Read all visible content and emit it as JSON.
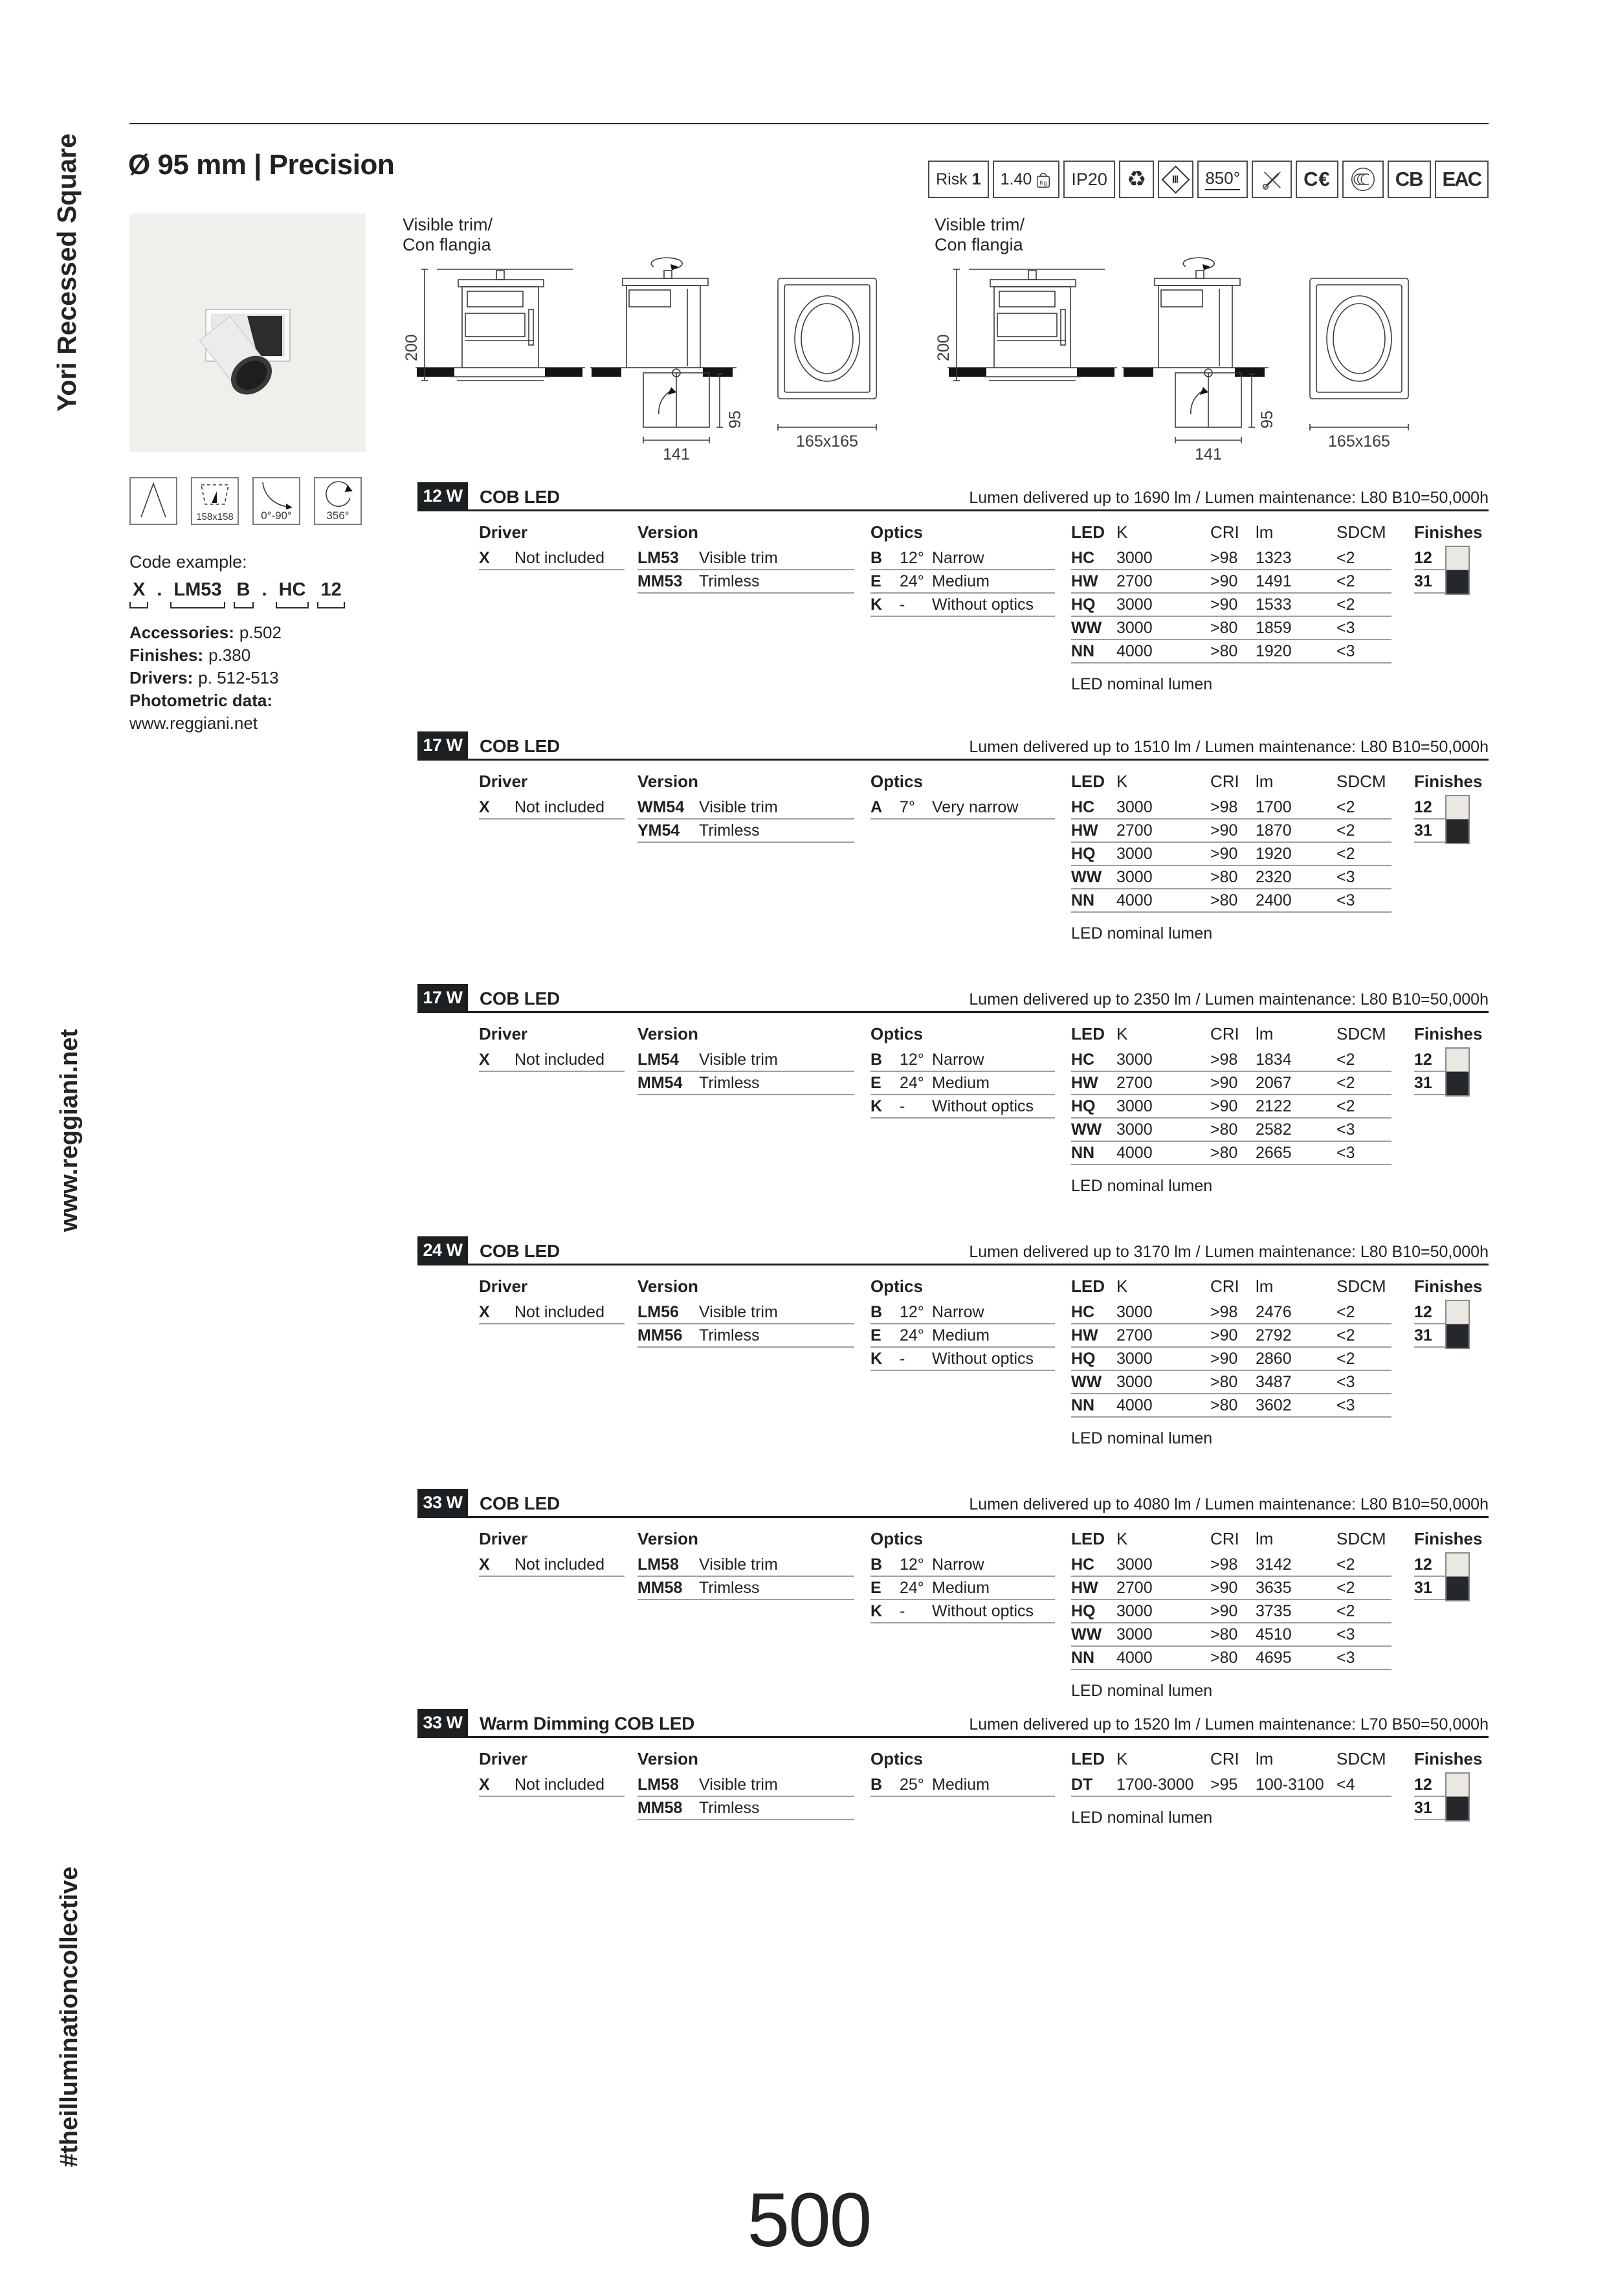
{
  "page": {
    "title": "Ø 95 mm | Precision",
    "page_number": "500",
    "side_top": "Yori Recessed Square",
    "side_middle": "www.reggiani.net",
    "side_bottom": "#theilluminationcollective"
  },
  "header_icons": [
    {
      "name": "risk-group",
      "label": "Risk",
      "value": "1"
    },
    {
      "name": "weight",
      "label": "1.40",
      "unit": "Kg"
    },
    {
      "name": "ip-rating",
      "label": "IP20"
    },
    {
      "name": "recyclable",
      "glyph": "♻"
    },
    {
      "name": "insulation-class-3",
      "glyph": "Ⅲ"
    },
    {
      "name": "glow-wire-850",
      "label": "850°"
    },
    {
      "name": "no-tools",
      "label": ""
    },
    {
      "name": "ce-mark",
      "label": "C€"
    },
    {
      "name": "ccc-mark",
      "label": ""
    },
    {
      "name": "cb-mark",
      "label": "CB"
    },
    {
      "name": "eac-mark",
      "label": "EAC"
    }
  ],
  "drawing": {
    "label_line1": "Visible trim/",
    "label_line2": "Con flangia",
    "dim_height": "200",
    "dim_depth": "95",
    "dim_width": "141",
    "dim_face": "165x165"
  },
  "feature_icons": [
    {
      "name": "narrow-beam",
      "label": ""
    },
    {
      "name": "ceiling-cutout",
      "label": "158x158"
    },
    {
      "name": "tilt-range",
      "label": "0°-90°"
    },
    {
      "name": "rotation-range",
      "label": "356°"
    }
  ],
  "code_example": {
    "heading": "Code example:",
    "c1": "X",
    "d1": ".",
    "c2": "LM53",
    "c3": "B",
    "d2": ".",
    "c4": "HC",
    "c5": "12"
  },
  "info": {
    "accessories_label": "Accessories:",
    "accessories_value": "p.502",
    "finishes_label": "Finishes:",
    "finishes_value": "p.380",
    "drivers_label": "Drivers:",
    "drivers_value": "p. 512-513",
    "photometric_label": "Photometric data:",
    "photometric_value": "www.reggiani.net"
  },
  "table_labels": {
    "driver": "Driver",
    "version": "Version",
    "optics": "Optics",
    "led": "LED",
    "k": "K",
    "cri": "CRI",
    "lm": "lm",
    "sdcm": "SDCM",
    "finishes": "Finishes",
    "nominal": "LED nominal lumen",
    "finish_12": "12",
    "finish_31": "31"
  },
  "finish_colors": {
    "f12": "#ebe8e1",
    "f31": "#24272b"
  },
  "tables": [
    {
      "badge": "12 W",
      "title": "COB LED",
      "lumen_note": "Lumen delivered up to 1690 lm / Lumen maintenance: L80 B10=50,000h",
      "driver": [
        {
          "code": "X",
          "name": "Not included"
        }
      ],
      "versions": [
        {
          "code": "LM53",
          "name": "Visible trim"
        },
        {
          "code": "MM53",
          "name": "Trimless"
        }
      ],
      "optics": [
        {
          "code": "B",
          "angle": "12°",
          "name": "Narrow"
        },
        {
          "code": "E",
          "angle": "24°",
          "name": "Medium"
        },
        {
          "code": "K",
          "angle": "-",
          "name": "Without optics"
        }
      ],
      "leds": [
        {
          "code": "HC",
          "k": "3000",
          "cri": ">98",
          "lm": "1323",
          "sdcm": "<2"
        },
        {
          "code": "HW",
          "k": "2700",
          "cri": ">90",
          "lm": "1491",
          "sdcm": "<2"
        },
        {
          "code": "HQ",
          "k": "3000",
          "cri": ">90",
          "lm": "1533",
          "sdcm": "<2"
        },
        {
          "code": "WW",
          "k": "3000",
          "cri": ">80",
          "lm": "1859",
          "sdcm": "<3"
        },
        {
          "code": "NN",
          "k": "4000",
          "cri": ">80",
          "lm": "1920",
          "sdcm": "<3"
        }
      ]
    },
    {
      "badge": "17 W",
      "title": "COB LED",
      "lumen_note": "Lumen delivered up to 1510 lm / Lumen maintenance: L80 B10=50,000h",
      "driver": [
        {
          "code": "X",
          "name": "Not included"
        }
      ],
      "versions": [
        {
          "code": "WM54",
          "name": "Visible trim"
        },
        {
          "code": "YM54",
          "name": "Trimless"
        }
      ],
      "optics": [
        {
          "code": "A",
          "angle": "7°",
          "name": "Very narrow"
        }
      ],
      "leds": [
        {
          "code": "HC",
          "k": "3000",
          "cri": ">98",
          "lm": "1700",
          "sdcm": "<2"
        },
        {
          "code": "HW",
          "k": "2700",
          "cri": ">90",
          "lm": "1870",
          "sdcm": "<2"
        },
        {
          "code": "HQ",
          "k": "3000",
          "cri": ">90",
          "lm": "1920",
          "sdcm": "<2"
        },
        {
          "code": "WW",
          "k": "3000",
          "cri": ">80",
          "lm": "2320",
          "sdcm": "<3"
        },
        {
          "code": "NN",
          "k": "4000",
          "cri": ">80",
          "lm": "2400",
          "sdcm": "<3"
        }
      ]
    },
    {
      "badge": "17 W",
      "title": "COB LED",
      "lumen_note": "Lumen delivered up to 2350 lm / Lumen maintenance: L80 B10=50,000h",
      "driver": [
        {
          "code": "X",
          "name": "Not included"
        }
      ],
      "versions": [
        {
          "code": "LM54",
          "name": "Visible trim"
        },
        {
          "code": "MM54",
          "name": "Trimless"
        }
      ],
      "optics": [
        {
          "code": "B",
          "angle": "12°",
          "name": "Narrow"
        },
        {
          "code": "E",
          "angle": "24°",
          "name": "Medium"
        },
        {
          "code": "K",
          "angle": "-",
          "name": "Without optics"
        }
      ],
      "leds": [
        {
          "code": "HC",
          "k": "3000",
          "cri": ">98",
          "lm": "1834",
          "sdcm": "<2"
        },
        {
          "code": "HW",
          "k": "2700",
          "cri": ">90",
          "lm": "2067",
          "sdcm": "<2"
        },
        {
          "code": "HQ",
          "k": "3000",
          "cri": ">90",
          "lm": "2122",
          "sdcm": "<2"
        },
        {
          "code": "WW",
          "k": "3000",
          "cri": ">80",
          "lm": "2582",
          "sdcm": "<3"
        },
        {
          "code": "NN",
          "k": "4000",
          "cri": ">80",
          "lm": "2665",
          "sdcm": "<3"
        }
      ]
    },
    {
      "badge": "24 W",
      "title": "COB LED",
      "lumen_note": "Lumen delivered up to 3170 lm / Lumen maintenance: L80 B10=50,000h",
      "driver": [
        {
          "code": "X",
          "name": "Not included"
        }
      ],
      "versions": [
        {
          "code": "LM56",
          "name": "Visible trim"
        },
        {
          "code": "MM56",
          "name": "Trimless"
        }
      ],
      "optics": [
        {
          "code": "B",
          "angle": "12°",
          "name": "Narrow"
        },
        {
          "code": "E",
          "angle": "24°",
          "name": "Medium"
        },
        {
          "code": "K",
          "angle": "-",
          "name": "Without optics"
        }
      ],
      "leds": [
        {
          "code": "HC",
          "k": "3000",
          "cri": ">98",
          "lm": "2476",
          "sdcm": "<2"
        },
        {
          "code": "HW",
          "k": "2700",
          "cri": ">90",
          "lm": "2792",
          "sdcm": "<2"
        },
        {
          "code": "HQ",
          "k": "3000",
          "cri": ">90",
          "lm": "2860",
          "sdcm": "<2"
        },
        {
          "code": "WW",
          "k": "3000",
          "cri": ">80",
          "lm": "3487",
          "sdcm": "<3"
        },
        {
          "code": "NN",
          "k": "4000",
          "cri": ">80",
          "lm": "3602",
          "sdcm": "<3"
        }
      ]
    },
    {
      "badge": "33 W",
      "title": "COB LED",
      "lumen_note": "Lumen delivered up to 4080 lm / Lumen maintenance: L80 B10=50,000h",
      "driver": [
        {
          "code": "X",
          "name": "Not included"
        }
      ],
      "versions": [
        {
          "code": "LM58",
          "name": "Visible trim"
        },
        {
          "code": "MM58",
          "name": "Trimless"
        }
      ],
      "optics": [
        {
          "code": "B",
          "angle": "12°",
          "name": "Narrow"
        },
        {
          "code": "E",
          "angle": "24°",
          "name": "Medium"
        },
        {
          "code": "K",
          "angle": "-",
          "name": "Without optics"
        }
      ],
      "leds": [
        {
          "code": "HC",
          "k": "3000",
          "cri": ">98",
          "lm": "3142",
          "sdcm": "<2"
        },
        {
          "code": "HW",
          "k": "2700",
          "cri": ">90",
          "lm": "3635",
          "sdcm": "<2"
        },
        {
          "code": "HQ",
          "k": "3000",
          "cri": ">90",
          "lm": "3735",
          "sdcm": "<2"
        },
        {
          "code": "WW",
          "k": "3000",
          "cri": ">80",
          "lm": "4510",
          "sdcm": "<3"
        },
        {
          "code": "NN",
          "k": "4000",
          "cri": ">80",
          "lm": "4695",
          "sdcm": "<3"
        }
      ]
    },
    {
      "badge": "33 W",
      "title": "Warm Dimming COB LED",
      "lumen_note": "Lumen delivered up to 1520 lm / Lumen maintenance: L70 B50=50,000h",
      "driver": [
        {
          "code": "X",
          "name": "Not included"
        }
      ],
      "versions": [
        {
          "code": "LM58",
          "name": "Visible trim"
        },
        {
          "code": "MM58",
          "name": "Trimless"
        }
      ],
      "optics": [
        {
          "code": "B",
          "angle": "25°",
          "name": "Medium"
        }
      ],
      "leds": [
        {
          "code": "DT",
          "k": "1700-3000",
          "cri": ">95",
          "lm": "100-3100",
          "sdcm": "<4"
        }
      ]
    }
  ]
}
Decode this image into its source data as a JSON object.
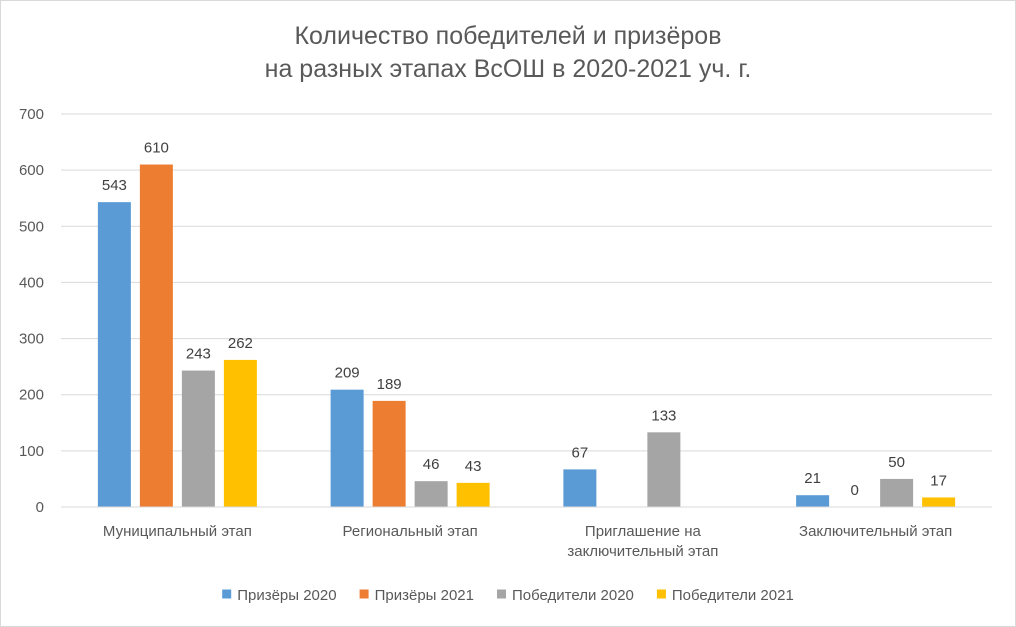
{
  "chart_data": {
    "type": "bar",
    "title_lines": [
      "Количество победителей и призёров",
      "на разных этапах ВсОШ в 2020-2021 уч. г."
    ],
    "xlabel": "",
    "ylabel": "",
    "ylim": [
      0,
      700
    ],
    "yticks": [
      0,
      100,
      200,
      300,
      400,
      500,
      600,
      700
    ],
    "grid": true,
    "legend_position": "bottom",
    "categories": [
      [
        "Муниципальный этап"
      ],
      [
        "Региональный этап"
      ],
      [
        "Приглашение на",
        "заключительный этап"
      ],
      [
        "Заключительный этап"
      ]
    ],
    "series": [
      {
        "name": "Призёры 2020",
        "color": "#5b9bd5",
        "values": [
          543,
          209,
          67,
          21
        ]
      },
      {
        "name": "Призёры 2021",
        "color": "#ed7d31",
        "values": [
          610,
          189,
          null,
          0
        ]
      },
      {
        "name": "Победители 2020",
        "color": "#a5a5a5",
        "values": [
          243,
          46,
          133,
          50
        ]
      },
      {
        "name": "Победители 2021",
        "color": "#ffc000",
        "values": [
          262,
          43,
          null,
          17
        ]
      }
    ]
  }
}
========
* [Your task] Gather up the lines that contain the word "maintenance".

* [Output for this exercise]
      "lumen_note": "Lumen delivered up to 1690 lm / Lumen maintenance: L80 B10=50,000h",
      "lumen_note": "Lumen delivered up to 1510 lm / Lumen maintenance: L80 B10=50,000h",
      "lumen_note": "Lumen delivered up to 2350 lm / Lumen maintenance: L80 B10=50,000h",
      "lumen_note": "Lumen delivered up to 3170 lm / Lumen maintenance: L80 B10=50,000h",
      "lumen_note": "Lumen delivered up to 4080 lm / Lumen maintenance: L80 B10=50,000h",
      "lumen_note": "Lumen delivered up to 1520 lm / Lumen maintenance: L70 B50=50,000h",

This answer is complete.